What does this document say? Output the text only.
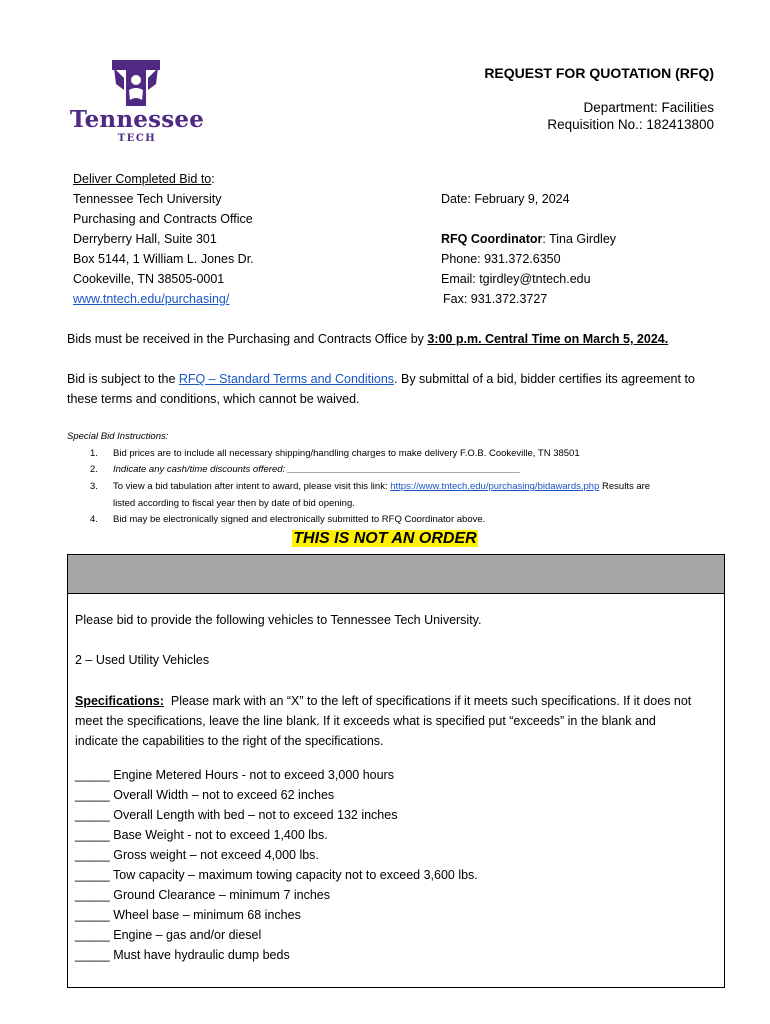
Tennessee
TECH
REQUEST FOR QUOTATION (RFQ)
Department: Facilities
Requisition No.: 182413800
Deliver Completed Bid to:
Tennessee Tech University
Purchasing and Contracts Office
Derryberry Hall, Suite 301
Box 5144, 1 William L. Jones Dr.
Cookeville, TN 38505-0001
www.tntech.edu/purchasing/
Date: February 9, 2024
RFQ Coordinator: Tina Girdley
Phone: 931.372.6350
Email: tgirdley@tntech.edu
Fax: 931.372.3727
Bids must be received in the Purchasing and Contracts Office by 3:00 p.m. Central Time on March 5, 2024.
Bid is subject to the RFQ – Standard Terms and Conditions. By submittal of a bid, bidder certifies its agreement to
these terms and conditions, which cannot be waived.
Special Bid Instructions:
1. Bid prices are to include all necessary shipping/handling charges to make delivery F.O.B. Cookeville, TN 38501
2. Indicate any cash/time discounts offered: ____________________________________________
3. To view a bid tabulation after intent to award, please visit this link: https://www.tntech.edu/purchasing/bidawards.php Results are
listed according to fiscal year then by date of bid opening.
4. Bid may be electronically signed and electronically submitted to RFQ Coordinator above.
THIS IS NOT AN ORDER
Please bid to provide the following vehicles to Tennessee Tech University.
2 – Used Utility Vehicles
Specifications:  Please mark with an “X” to the left of specifications if it meets such specifications. If it does not
meet the specifications, leave the line blank. If it exceeds what is specified put “exceeds” in the blank and
indicate the capabilities to the right of the specifications.
_____ Engine Metered Hours - not to exceed 3,000 hours
_____ Overall Width – not to exceed 62 inches
_____ Overall Length with bed – not to exceed 132 inches
_____ Base Weight - not to exceed 1,400 lbs.
_____ Gross weight – not exceed 4,000 lbs.
_____ Tow capacity – maximum towing capacity not to exceed 3,600 lbs.
_____ Ground Clearance – minimum 7 inches
_____ Wheel base – minimum 68 inches
_____ Engine – gas and/or diesel
_____ Must have hydraulic dump beds
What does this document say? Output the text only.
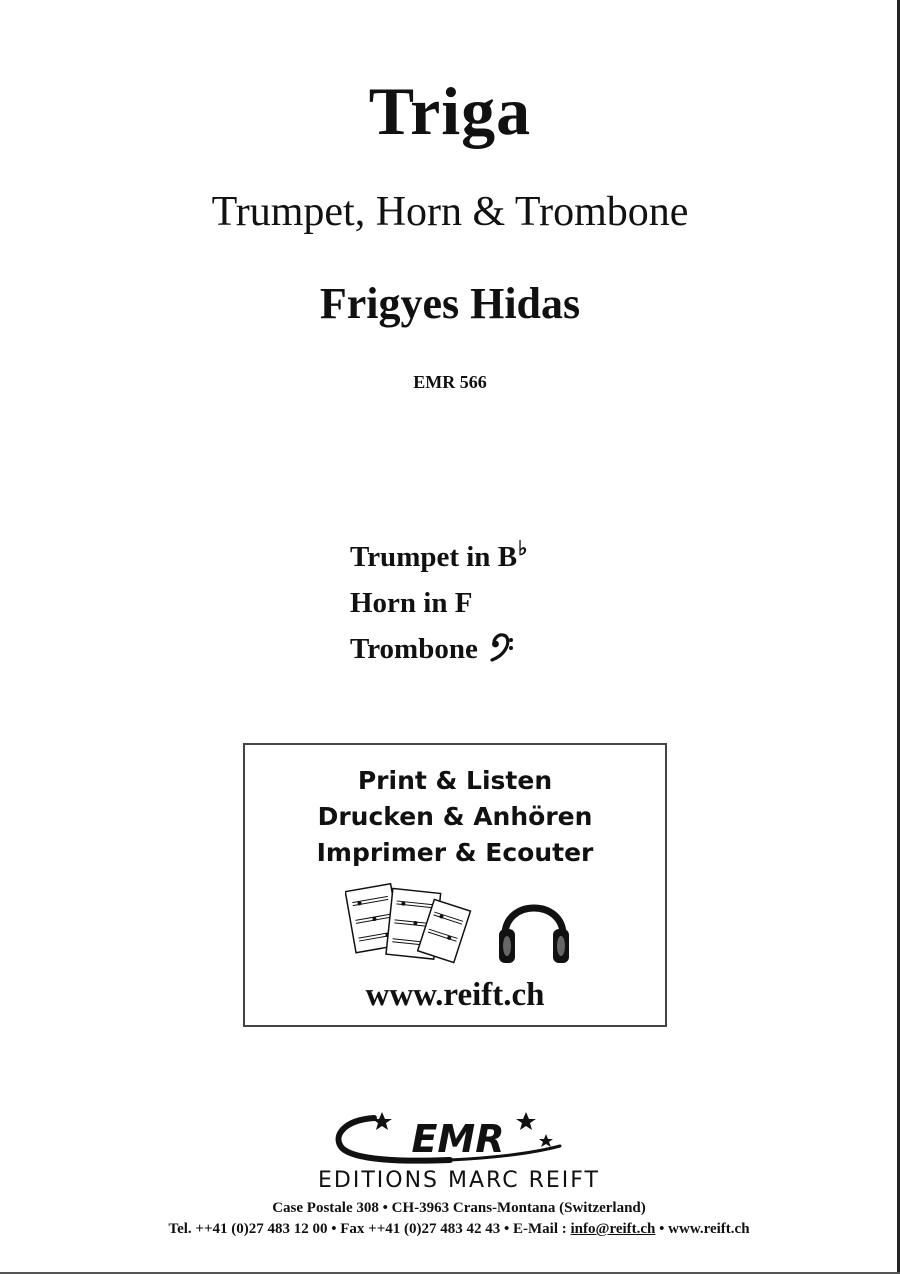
Triga
Trumpet, Horn & Trombone
Frigyes Hidas
EMR 566
Trumpet in B♭
Horn in F
Trombone
Print & Listen
Drucken & Anhören
Imprimer & Ecouter
www.reift.ch
EMR
EDITIONS MARC REIFT
Case Postale 308 • CH-3963 Crans-Montana (Switzerland)
Tel. ++41 (0)27 483 12 00 • Fax ++41 (0)27 483 42 43 • E-Mail : info@reift.ch • www.reift.ch
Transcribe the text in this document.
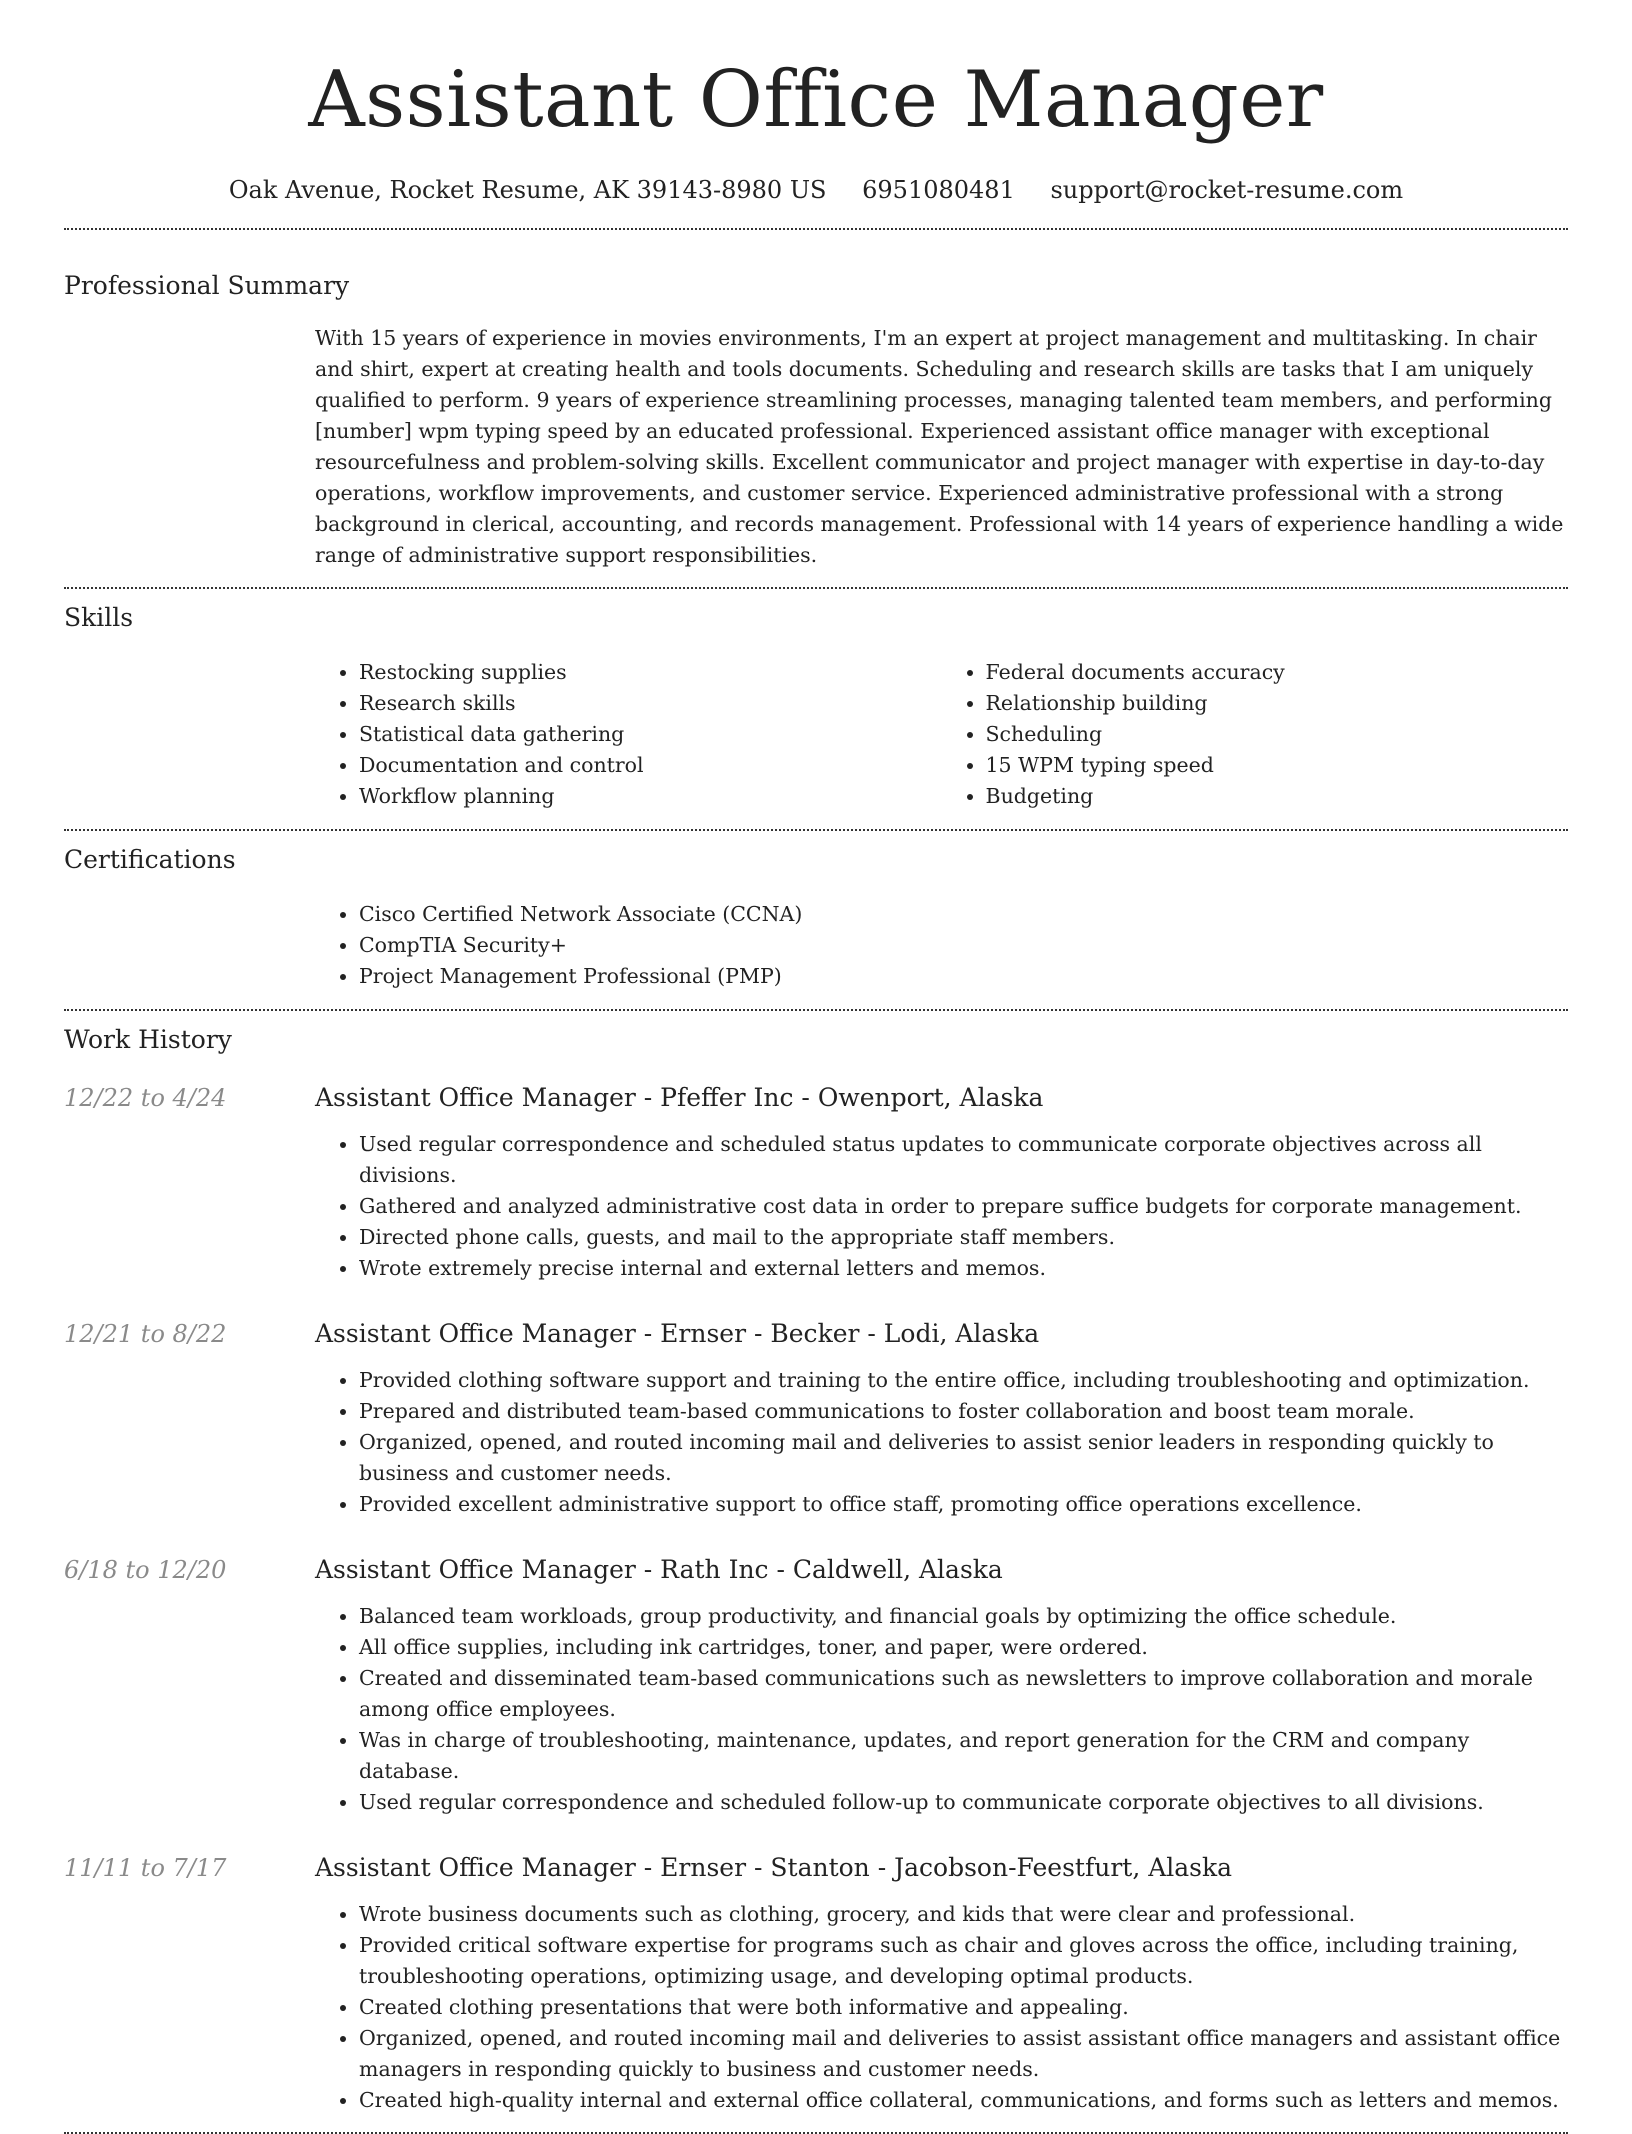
Assistant Office Manager
Oak Avenue, Rocket Resume, AK 39143-8980 US 6951080481 support@rocket-resume.com
Professional Summary

With 15 years of experience in movies environments, I'm an expert at project management and multitasking. In chair and shirt, expert at creating health and tools documents. Scheduling and research skills are tasks that I am uniquely qualified to perform. 9 years of experience streamlining processes, managing talented team members, and performing [number] wpm typing speed by an educated professional. Experienced assistant office manager with exceptional resourcefulness and problem-solving skills. Excellent communicator and project manager with expertise in day-to-day operations, workflow improvements, and customer service. Experienced administrative professional with a strong background in clerical, accounting, and records management. Professional with 14 years of experience handling a wide range of administrative support responsibilities.

Skills
• Restocking supplies
• Research skills
• Statistical data gathering
• Documentation and control
• Workflow planning
• Federal documents accuracy
• Relationship building
• Scheduling
• 15 WPM typing speed
• Budgeting
Certifications
• Cisco Certified Network Associate (CCNA)
• CompTIA Security+
• Project Management Professional (PMP)
Work History
12/22 to 4/24	Assistant Office Manager - Pfeffer Inc - Owenport, Alaska
• Used regular correspondence and scheduled status updates to communicate corporate objectives across all divisions.
• Gathered and analyzed administrative cost data in order to prepare suffice budgets for corporate management.
• Directed phone calls, guests, and mail to the appropriate staff members.
• Wrote extremely precise internal and external letters and memos.
12/21 to 8/22	Assistant Office Manager - Ernser - Becker - Lodi, Alaska
• Provided clothing software support and training to the entire office, including troubleshooting and optimization.
• Prepared and distributed team-based communications to foster collaboration and boost team morale.
• Organized, opened, and routed incoming mail and deliveries to assist senior leaders in responding quickly to business and customer needs.
• Provided excellent administrative support to office staff, promoting office operations excellence.
6/18 to 12/20	Assistant Office Manager - Rath Inc - Caldwell, Alaska
• Balanced team workloads, group productivity, and financial goals by optimizing the office schedule.
• All office supplies, including ink cartridges, toner, and paper, were ordered.
• Created and disseminated team-based communications such as newsletters to improve collaboration and morale among office employees.
• Was in charge of troubleshooting, maintenance, updates, and report generation for the CRM and company database.
• Used regular correspondence and scheduled follow-up to communicate corporate objectives to all divisions.
11/11 to 7/17	Assistant Office Manager - Ernser - Stanton - Jacobson-Feestfurt, Alaska
• Wrote business documents such as clothing, grocery, and kids that were clear and professional.
• Provided critical software expertise for programs such as chair and gloves across the office, including training, troubleshooting operations, optimizing usage, and developing optimal products.
• Created clothing presentations that were both informative and appealing.
• Organized, opened, and routed incoming mail and deliveries to assist assistant office managers and assistant office managers in responding quickly to business and customer needs.
• Created high-quality internal and external office collateral, communications, and forms such as letters and memos.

- Task instructions
Select all lines in the listing that include the word "Tennessee".

- Exercise response
Tennessee
Tennessee Tech University
Please bid to provide the following vehicles to Tennessee Tech University.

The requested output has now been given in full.